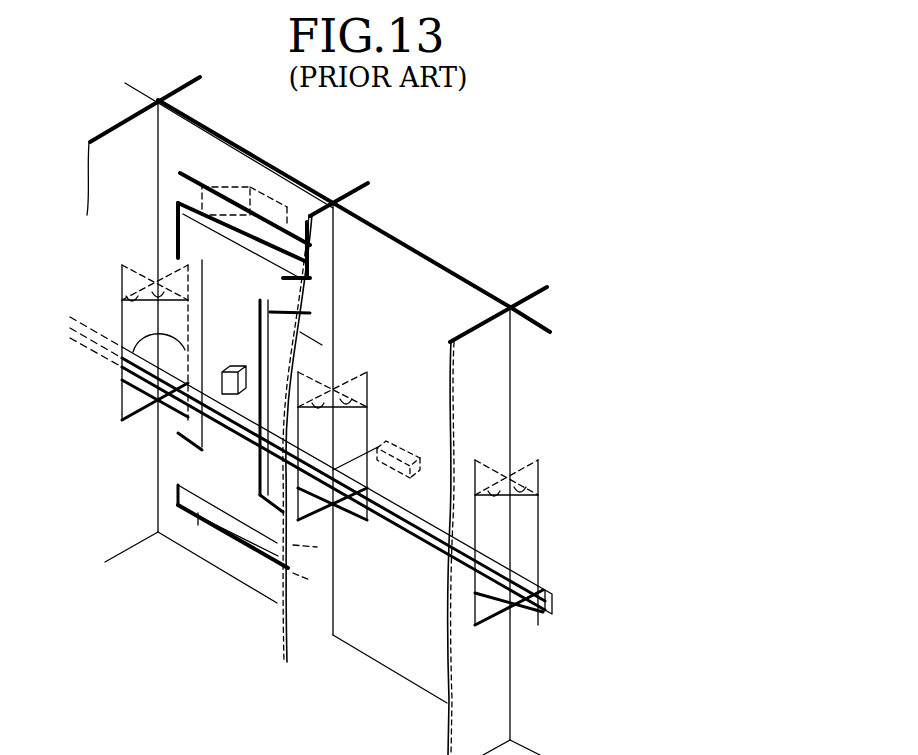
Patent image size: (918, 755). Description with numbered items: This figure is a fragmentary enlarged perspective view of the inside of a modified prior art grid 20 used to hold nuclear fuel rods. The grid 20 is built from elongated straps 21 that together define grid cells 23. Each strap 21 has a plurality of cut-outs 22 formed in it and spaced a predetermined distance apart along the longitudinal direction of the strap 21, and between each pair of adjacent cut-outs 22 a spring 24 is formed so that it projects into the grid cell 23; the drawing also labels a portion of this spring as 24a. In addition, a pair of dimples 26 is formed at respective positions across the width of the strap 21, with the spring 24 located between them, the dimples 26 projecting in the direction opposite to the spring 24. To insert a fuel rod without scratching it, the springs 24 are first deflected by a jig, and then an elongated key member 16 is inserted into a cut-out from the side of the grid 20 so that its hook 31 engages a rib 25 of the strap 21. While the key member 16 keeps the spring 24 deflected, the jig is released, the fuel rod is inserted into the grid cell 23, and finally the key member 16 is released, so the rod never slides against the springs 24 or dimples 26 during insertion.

The elongated key member 16 is at (398, 530).
The grid 20 is at (478, 260).
The elongated strap 21 is at (103, 130).
The cut-out 22 is at (157, 282).
The grid cell 23 is at (146, 127).
The spring 24 is at (220, 487).
The bracket flange 24a is at (257, 540).
The rib 25 is at (125, 395).
The dimple 26 is at (267, 195).
The hook 31 is at (122, 358).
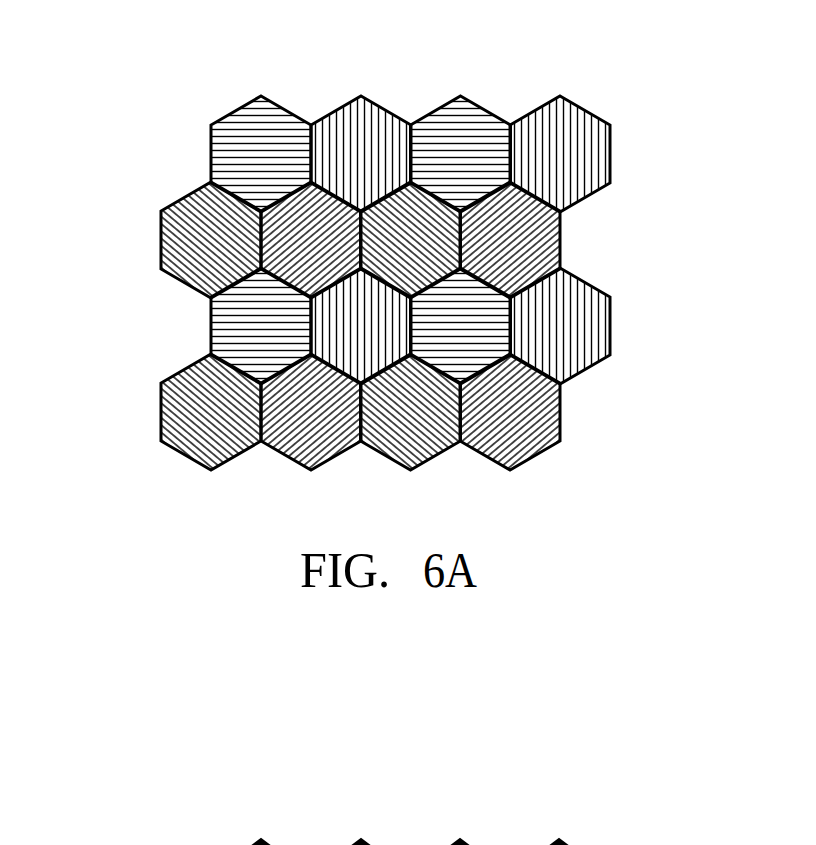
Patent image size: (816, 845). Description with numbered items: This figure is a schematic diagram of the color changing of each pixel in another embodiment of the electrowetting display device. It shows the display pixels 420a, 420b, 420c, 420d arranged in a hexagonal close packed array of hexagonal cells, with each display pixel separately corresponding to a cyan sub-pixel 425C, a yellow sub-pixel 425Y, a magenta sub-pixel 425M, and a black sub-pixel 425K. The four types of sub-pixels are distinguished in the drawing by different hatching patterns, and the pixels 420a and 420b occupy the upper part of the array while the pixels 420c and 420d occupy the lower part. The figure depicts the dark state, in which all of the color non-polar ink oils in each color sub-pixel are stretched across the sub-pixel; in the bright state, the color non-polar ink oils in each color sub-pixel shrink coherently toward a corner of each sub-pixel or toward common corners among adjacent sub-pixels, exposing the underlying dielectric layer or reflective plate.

The display pixel 420a is at (569, 153).
The display pixel 420b is at (140, 81).
The display pixel 420c is at (160, 482).
The display pixel 420d is at (580, 463).
The cyan sub-pixel 425C is at (487, 165).
The magenta sub-pixel 425M is at (579, 182).
The yellow sub-pixel 425Y is at (437, 250).
The black sub-pixel 425K is at (548, 228).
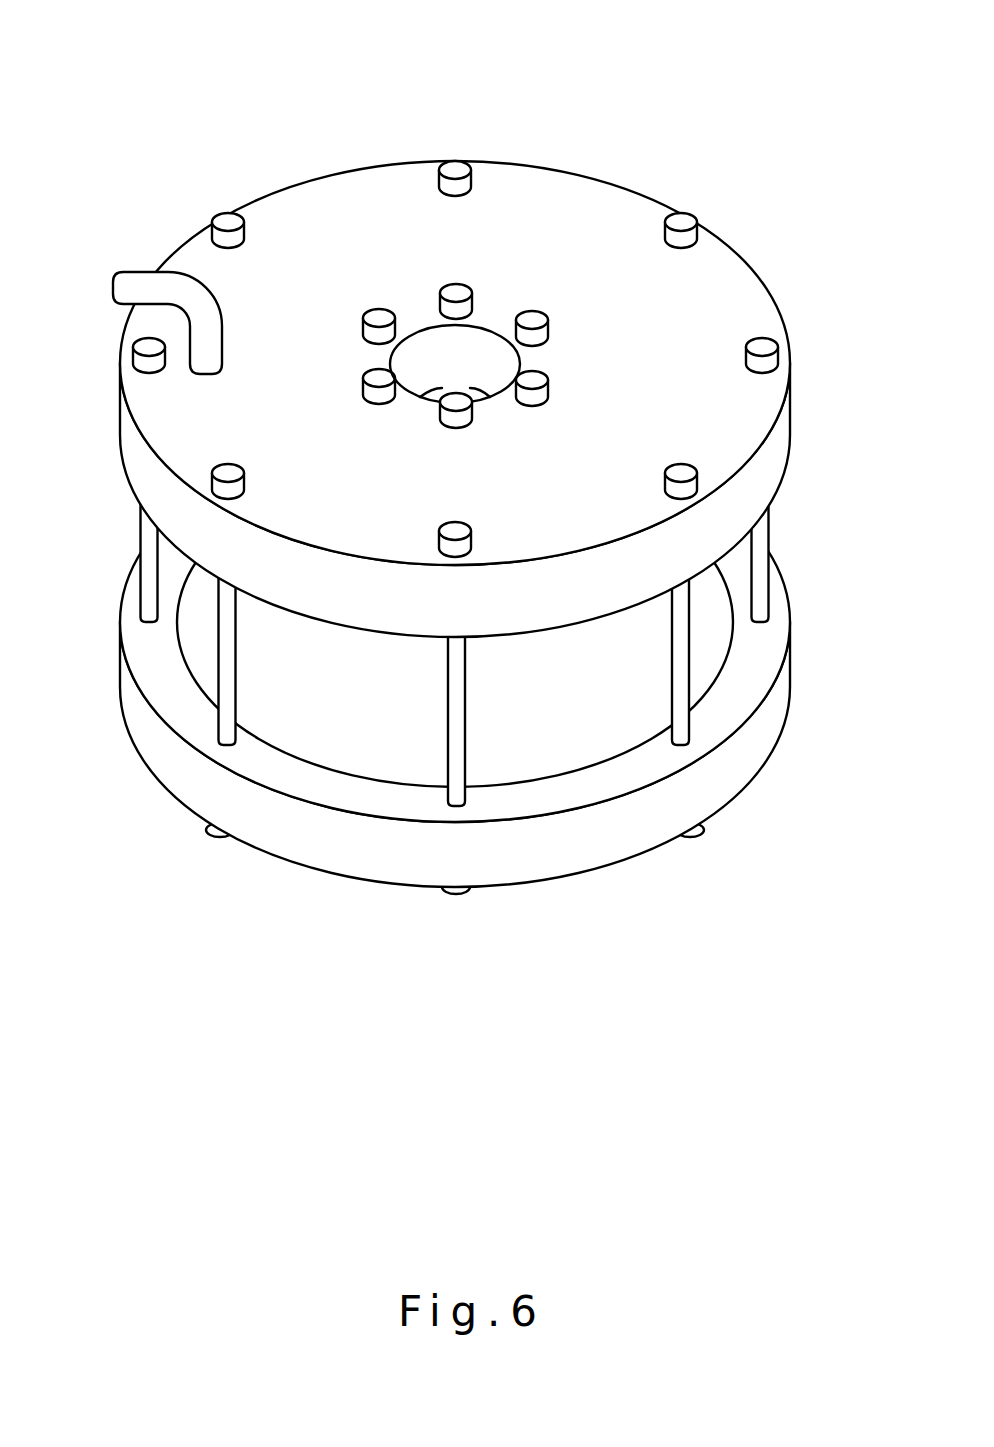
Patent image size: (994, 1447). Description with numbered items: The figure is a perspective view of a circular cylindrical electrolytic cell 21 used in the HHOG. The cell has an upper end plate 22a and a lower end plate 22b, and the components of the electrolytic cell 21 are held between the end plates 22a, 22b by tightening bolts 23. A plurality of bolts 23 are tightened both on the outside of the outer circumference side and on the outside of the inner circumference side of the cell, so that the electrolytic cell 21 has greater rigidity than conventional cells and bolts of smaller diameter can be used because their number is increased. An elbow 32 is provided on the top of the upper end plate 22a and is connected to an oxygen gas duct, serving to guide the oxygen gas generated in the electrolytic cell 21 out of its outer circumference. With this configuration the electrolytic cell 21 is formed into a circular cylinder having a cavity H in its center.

The circular cylindrical electrolytic cell 21 is at (464, 502).
The upper end plate 22a is at (700, 307).
The lower end plate 22b is at (285, 825).
The bolts 23 is at (455, 748).
The elbow 32 is at (138, 278).
The cavity H is at (430, 362).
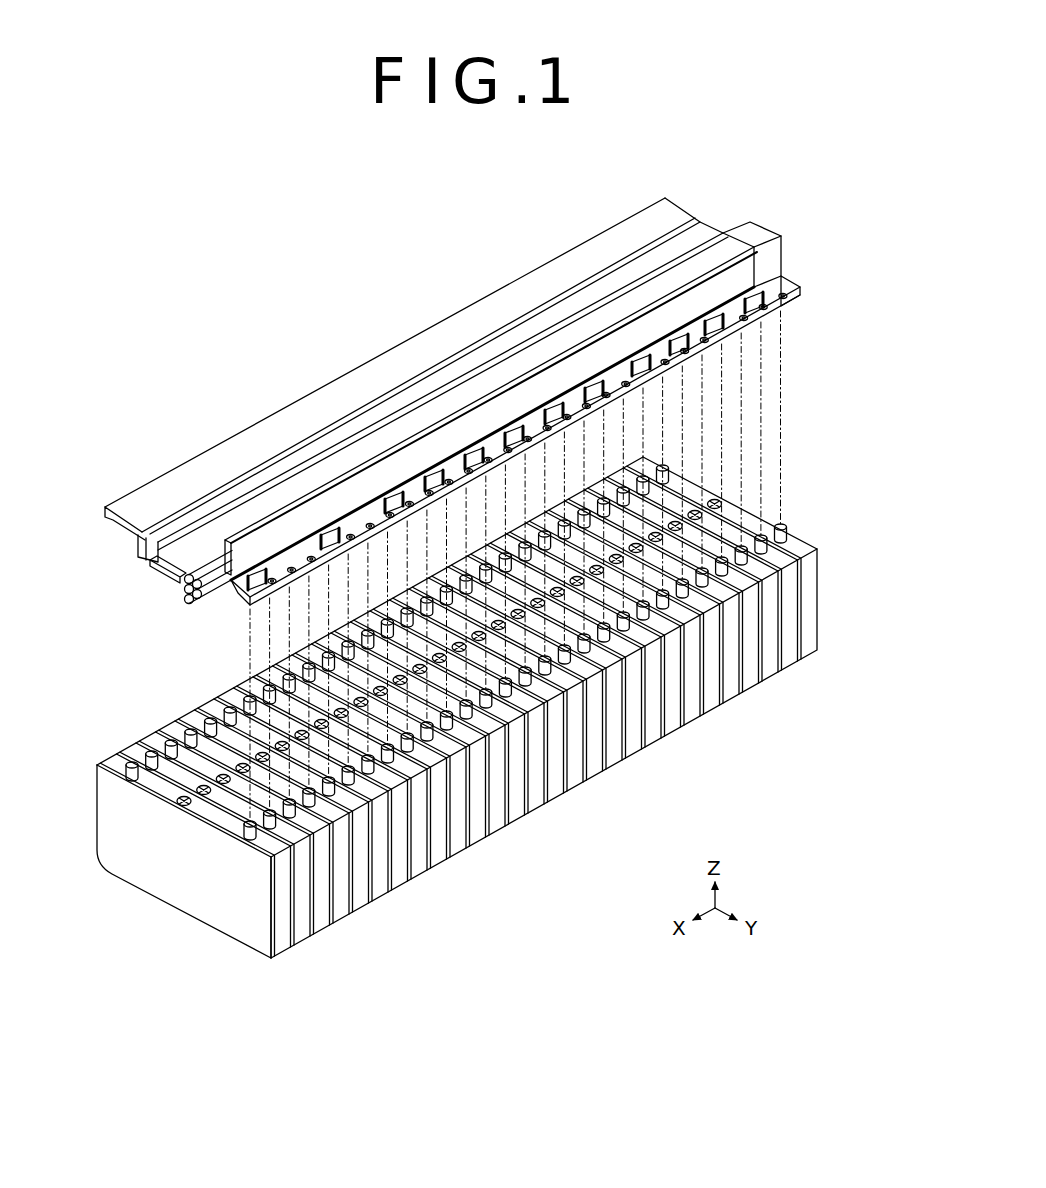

## Action item
The expected result is every record above, word for word, with no pictures in it.

## Output for this exercise
Patent image size: (918, 755). Description with numbered items: This figure is a fragmentary enlarged perspective view of the inside of a modified prior art grid 20 used to hold nuclear fuel rods. The grid 20 is built from elongated straps 21 that together define grid cells 23. Each strap 21 has a plurality of cut-outs 22 formed in it and spaced a predetermined distance apart along the longitudinal direction of the strap 21, and between each pair of adjacent cut-outs 22 a spring 24 is formed so that it projects into the grid cell 23; the drawing also labels a portion of this spring as 24a. In addition, a pair of dimples 26 is formed at respective positions across the width of the strap 21, with the spring 24 located between them, the dimples 26 projecting in the direction opposite to the spring 24. To insert a fuel rod without scratching it, the springs 24 are first deflected by a jig, and then an elongated key member 16 is inserted into a cut-out from the side of the grid 20 so that its hook 31 engages a rib 25 of the strap 21. While the key member 16 keeps the spring 24 deflected, the jig is released, the fuel rod is inserted into the grid cell 23, and finally the key member 16 is released, so the rod never slides against the springs 24 or dimples 26 during insertion.

The elongated key member 16 is at (398, 530).
The grid 20 is at (478, 260).
The elongated strap 21 is at (103, 130).
The cut-out 22 is at (157, 282).
The grid cell 23 is at (146, 127).
The spring 24 is at (220, 487).
The bracket flange 24a is at (257, 540).
The rib 25 is at (125, 395).
The dimple 26 is at (267, 195).
The hook 31 is at (122, 358).
Patent image size: (816, 845). Description with numbered items: This figure is a schematic diagram of the color changing of each pixel in another embodiment of the electrowetting display device. It shows the display pixels 420a, 420b, 420c, 420d arranged in a hexagonal close packed array of hexagonal cells, with each display pixel separately corresponding to a cyan sub-pixel 425C, a yellow sub-pixel 425Y, a magenta sub-pixel 425M, and a black sub-pixel 425K. The four types of sub-pixels are distinguished in the drawing by different hatching patterns, and the pixels 420a and 420b occupy the upper part of the array while the pixels 420c and 420d occupy the lower part. The figure depicts the dark state, in which all of the color non-polar ink oils in each color sub-pixel are stretched across the sub-pixel; in the bright state, the color non-polar ink oils in each color sub-pixel shrink coherently toward a corner of each sub-pixel or toward common corners among adjacent sub-pixels, exposing the underlying dielectric layer or reflective plate.

The display pixel 420a is at (569, 153).
The display pixel 420b is at (140, 81).
The display pixel 420c is at (160, 482).
The display pixel 420d is at (580, 463).
The cyan sub-pixel 425C is at (487, 165).
The magenta sub-pixel 425M is at (579, 182).
The yellow sub-pixel 425Y is at (437, 250).
The black sub-pixel 425K is at (548, 228).
Patent image size: (994, 1447). Description with numbered items: The figure is a perspective view of a circular cylindrical electrolytic cell 21 used in the HHOG. The cell has an upper end plate 22a and a lower end plate 22b, and the components of the electrolytic cell 21 are held between the end plates 22a, 22b by tightening bolts 23. A plurality of bolts 23 are tightened both on the outside of the outer circumference side and on the outside of the inner circumference side of the cell, so that the electrolytic cell 21 has greater rigidity than conventional cells and bolts of smaller diameter can be used because their number is increased. An elbow 32 is provided on the top of the upper end plate 22a and is connected to an oxygen gas duct, serving to guide the oxygen gas generated in the electrolytic cell 21 out of its outer circumference. With this configuration the electrolytic cell 21 is formed into a circular cylinder having a cavity H in its center.

The circular cylindrical electrolytic cell 21 is at (464, 502).
The upper end plate 22a is at (700, 307).
The lower end plate 22b is at (285, 825).
The bolts 23 is at (455, 748).
The elbow 32 is at (138, 278).
The cavity H is at (430, 362).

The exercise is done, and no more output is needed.